Available data:
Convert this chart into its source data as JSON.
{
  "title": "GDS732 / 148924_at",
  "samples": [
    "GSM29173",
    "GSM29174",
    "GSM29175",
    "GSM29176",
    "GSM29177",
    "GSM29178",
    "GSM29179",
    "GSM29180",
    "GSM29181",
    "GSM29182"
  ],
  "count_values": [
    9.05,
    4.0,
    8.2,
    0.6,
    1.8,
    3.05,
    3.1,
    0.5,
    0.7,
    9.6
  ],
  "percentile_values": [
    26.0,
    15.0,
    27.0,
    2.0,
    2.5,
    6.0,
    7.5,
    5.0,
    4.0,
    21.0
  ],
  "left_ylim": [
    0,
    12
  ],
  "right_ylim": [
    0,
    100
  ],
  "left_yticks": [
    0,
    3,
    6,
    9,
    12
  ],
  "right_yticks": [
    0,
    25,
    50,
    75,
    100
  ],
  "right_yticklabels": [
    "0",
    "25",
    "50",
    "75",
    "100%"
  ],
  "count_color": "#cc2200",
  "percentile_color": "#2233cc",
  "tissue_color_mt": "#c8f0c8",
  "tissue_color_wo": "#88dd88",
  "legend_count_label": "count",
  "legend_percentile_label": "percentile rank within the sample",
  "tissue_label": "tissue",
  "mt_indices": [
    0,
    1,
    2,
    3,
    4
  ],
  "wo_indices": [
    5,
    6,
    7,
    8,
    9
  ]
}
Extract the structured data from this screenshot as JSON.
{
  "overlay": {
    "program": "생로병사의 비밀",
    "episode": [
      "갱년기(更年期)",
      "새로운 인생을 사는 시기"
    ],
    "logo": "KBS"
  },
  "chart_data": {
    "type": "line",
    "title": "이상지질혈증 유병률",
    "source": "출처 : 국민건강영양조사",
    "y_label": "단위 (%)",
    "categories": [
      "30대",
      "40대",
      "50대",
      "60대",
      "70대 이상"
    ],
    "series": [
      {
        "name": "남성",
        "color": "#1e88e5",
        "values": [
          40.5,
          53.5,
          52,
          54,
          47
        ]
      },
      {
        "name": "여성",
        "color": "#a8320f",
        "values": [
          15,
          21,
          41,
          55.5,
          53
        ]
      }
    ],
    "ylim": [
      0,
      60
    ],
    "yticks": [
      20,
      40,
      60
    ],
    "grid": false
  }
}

Required task:
Nothing outside the span should appear: transcribe the lines from the one containing "Extract the structured" through the last line of the records.

Final answer:
Extract the structured data from this screenshot as JSON.
{
  "overlay": {
    "program": "생로병사의 비밀",
    "episode": [
      "갱년기(更年期)",
      "새로운 인생을 사는 시기"
    ],
    "logo": "KBS"
  },
  "chart_data": {
    "type": "line",
    "title": "이상지질혈증 유병률",
    "source": "출처 : 국민건강영양조사",
    "y_label": "단위 (%)",
    "categories": [
      "30대",
      "40대",
      "50대",
      "60대",
      "70대 이상"
    ],
    "series": [
      {
        "name": "남성",
        "color": "#1e88e5",
        "values": [
          40.5,
          53.5,
          52,
          54,
          47
        ]
      },
      {
        "name": "여성",
        "color": "#a8320f",
        "values": [
          15,
          21,
          41,
          55.5,
          53
        ]
      }
    ],
    "ylim": [
      0,
      60
    ],
    "yticks": [
      20,
      40,
      60
    ],
    "grid": false
  }
}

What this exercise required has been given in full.